Task objective:
Set out every line bearing the string "پروژه".

Saved data entries:
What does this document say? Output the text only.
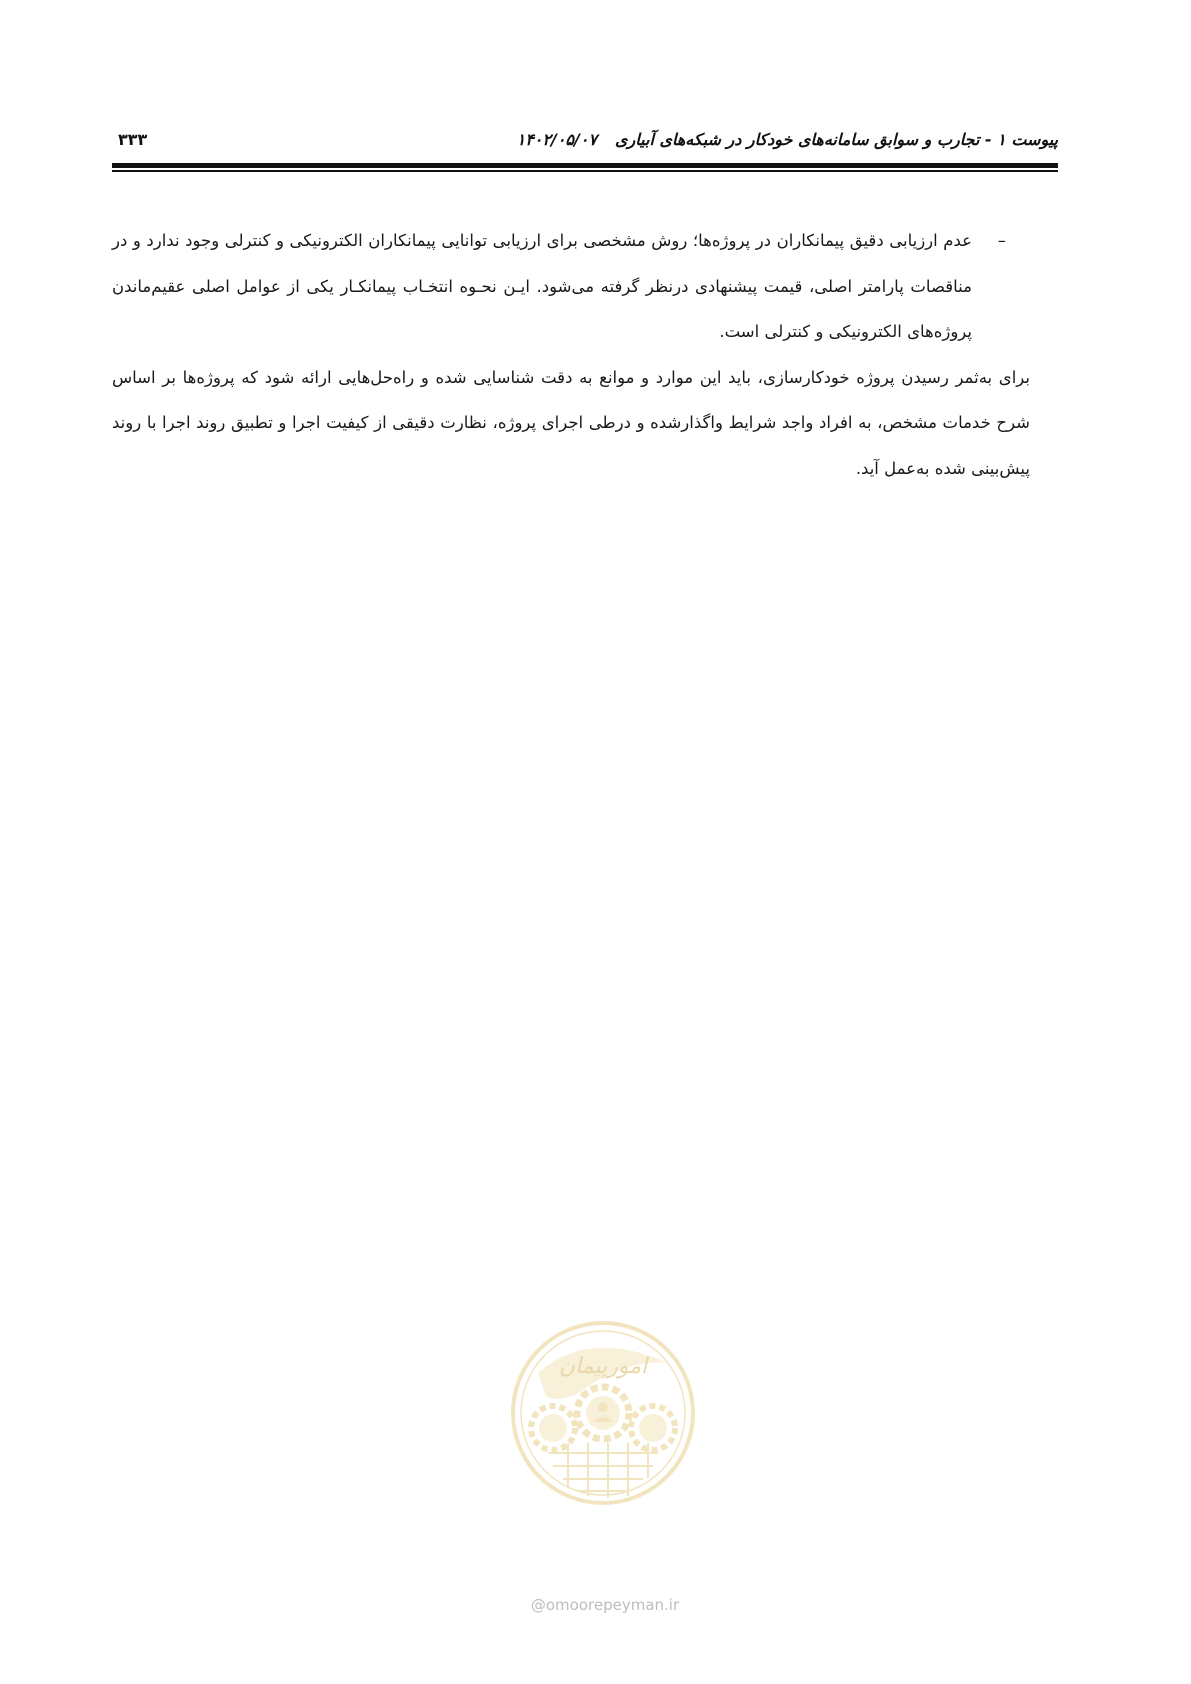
پیوست ۱ - تجارب و سوابق سامانه‌های خودکار در شبکه‌های آبیاری۱۴۰۲/۰۵/۰۷
۳۳۳

–
عدم ارزیابی دقیق پیمانکاران در پروژه‌ها؛ روش مشخصی برای ارزیابی توانایی پیمانکاران الکترونیکی و کنترلی وجود ندارد و در مناقصات پارامتر اصلی، قیمت پیشنهادی درنظر گرفته می‌شود. ایـن نحـوه انتخـاب پیمانکـار یکی از عوامل اصلی عقیم‌ماندن پروژه‌های الکترونیکی و کنترلی است.

برای به‌ثمر رسیدن پروژه خودکارسازی، باید این موارد و موانع به دقت شناسایی شده و راه‌حل‌هایی ارائه شود که پروژه‌ها بر اساس شرح خدمات مشخص، به افراد واجد شرایط واگذارشده و درطی اجرای پروژه، نظارت دقیقی از کیفیت اجرا و تطبیق روند اجرا با روند پیش‌بینی شده به‌عمل آید.

امورپیمان
@omoorepeyman.ir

Answer to this problem:
عدم ارزیابی دقیق پیمانکاران در پروژه‌ها؛ روش مشخصی برای ارزیابی توانایی پیمانکاران الکترونیکی و کنترلی وجود ندارد و در مناقصات پارامتر اصلی، قیمت پیشنهادی درنظر گرفته می‌شود. ایـن نحـوه انتخـاب پیمانکـار یکی از عوامل اصلی عقیم‌ماندن پروژه‌های الکترونیکی و کنترلی است.
برای به‌ثمر رسیدن پروژه خودکارسازی، باید این موارد و موانع به دقت شناسایی شده و راه‌حل‌هایی ارائه شود که پروژه‌ها بر اساس شرح خدمات مشخص، به افراد واجد شرایط واگذارشده و درطی اجرای پروژه، نظارت دقیقی از کیفیت اجرا و تطبیق روند اجرا با روند پیش‌بینی شده به‌عمل آید.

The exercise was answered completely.